▶ Text:
------

I would have wanted to use negative lookbehinds but only .NET regex parser supports variable-width patterns.

There are a few more issues in sphobjinv related to the semantics of the object-reference lines in the v2 objects.inv. I'd be happy to collect those together if it would be helpful.

I'd be glad to have it. It could help a lot for #12204.

@bskinn
Copy link
Contributor

bskinn commented Mar 26, 2024

but there are some titles such as word word1:word2 integer that would fail your regex since word1:word2 would be incorrectly matched as domain:reftype.

Indeed, that is a point of failure.

I can take a look at your regex sometime soon, sure, but---I had an idea. What if we changed the paradigm of the format a bit further?

The key hangup as far as I can tell is that the single-line object format doesn't allow for an unambiguous separator character sequence, given the possible domain (not domain) of names and dispnames.

What if an uncompressed v3 inventory were something like this:

# Sphinx inventory version 3
# Project: MyProject
# Version: 0.1.0
# Object count: 4
# Uncompressed inventory MD5: abcdef123789654
# The remainder of this file is compressed using zlib.
word1:word2 1
  std
  label
  1
  foo/bar.html
  -

word1 word2:word3 2
  std
  label
  1
  foo/bar.html
  -

word1 1 word2:word3 2
  std
  label
  1
  foo/bar.html
  -

foobar
  rst
  directive:option
  1
  baz/quux.html
  -

This format would provide <NEWLINE><SPACE><SPACE> as a delimiter between fields, and <NEWLINE><NEWLINE> as a delimiter between objects. (The ability to use <NEWLINE> as part of the delimiter is the key feature here, as none of the fields for a given object reference permit newlines, as best I know.

------

▶ Listing:
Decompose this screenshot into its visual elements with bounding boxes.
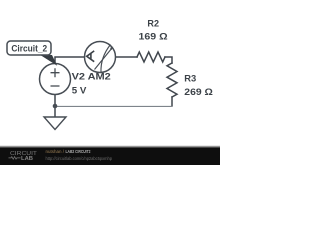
- wire: junction to ground stub: [54, 106, 56, 117]
- node junction dot: [53, 104, 58, 109]
- ground: [44, 117, 66, 130]
- svg-text:Circuit_2: Circuit_2: [11, 42, 47, 53]
- wire: R3 bottom stub: [171, 97, 173, 106]
- voltage source V2 body: [40, 64, 71, 95]
- ammeter AM2 body: [85, 42, 116, 73]
- node label Circuit_2 box: [7, 41, 51, 55]
- svg-text:LAB: LAB: [21, 156, 33, 162]
- ammeter needle: [95, 48, 113, 70]
- svg-text:LAB2 CIRCUIT2: LAB2 CIRCUIT2: [66, 149, 91, 154]
- ammeter scale arc: [101, 45, 111, 73]
- resistor R3 body: [167, 63, 177, 97]
- resistor R2 body: [137, 52, 165, 62]
- svg-text:nutshan /: nutshan /: [46, 149, 65, 154]
- wire: V2 top terminal up and right to ammeter: [55, 57, 84, 63]
- ammeter letter A: [87, 51, 95, 62]
- wire: R2 to top-right corner, down to R3: [165, 57, 172, 63]
- wire: bottom return wire: [56, 105, 172, 107]
- ammeter needle arrowhead: [110, 47, 113, 50]
- svg-text:R3: R3: [184, 74, 196, 85]
- svg-text:V2: V2: [72, 71, 85, 82]
- watermark bar: [0, 145, 220, 148]
- watermark logo squiggle: [9, 157, 21, 160]
- svg-text:http://circuitlab.com/c/np2abc: http://circuitlab.com/c/np2abc5pxmhp: [46, 156, 113, 161]
- svg-text:5 V: 5 V: [72, 85, 87, 96]
- node label Circuit_2 tail: [40, 55, 58, 66]
- V2 plus sign: [51, 68, 60, 77]
- wire: V2 bottom terminal to junction: [54, 95, 56, 106]
- svg-text:AM2: AM2: [88, 71, 111, 82]
- svg-text:R2: R2: [147, 18, 159, 29]
- V2 minus sign: [51, 85, 60, 87]
- svg-text:269 Ω: 269 Ω: [184, 87, 213, 98]
- wire: ammeter right to R2: [116, 56, 137, 58]
- svg-text:169 Ω: 169 Ω: [139, 31, 169, 42]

------

▶ Required work:
a - In the Sphinx inventory discussion, which regex parser is said to support variable-width patterns?
b - Extend the Sphinx inventory discussion by writing what comes after its final sentence.
The lines come from a separate source unrelated to the text.

▶ Outputs for the tasks:
a - The .NET regex parser.

b -
This format would take a lot more vertical space when decompressed, but ... so what? In nearly all uses, humans won't be reading it, and it'll be zlib-compressed anyways. Even in the few cases where someone is looking directly at it, it still seems quite readable to me.

And, even though there are extra characters in these delimiters, the zlib compression should work quite effectively on them.

(I also tossed an object count and and MD5 hash into the header to improve the options for validity checking.)

What do you think?

@picnixz
Copy link
Member Author

picnixz commented Mar 26, 2024

What if we changed the paradigm of the format a bit further?

Ideally yes: it's better to change the format so that we don't have possible ambiguities. An alternative for a simpler visual (without new lines) is to encode the length of the title (and there will be no need for a regex, or a fancy separator that could in the future exist (though I doubt newlines will ever be a valid title)).

I should check (but I don't have time) the exact specs of DEFLATE in stream mode but I'm pretty sure that the size shouldn't blow up (could you check the bytes size of the compressed inventories with and w/o newlines as separators and with titles with whitespaces?)

@picnixz picnixz removed the request for review from AA-Turner March 26, 2024 15:03
@bskinn
Copy link
Contributor

bskinn commented Mar 26, 2024

Definitely true, including the name length as you propose is probably about the most minimal change achievable, and wouldn't dramatically change the flow of line parsing.


Quick size analysis, switching to my newline-delimited proposal would increase the current Python 3.12 compressed inventory by about 2%:

>>> import sphobjinv as soi
>>> inv = soi.Inventory(url="https://docs.python.org/3/objects.inv")
>>> import zlib
>>> ( len_v2 := len(zlib.compress(inv.data_file(), 9)) )  # Compress the whole thing for simplicity
136182
>>> def newline_fmt(do):
...   return f"{do.name}\n  {do.domain}\n  {do.role}\n  {do.priority}\n  {do.uri}\n  {do.dispname}"
...
>>> file_newlines = b'\n'.join(inv.data_file().splitlines()[:4]) + b'\n' + ('\n\n'.join(newline_fmt(o) for o in inv.objects)).encode()
>>> print(file_newlines.decode()[:245])
# Sphinx inventory version 2
# Project: Python
# Version: 3.12
# The remainder of this file is compressed using zlib.
CO_FUTURE_DIVISION
  c
  member
  1
  c-api/veryhigh.html#c.$
  -

METH_CLASS
  c
  macro
  1
  c-api/structures.html#c.$
  -

>>> ( len_nls := len(zlib.compress(file_newlines, 9)) )
138880
>>> len_nls - len_v2
2698
>>> len_nls/len_v2
1.019811722547767

Impact is likely greater for smaller inventories, due to the smaller number of repeats of the \n and \n\n motifs. But, for smaller inventories, the size is already not a problem.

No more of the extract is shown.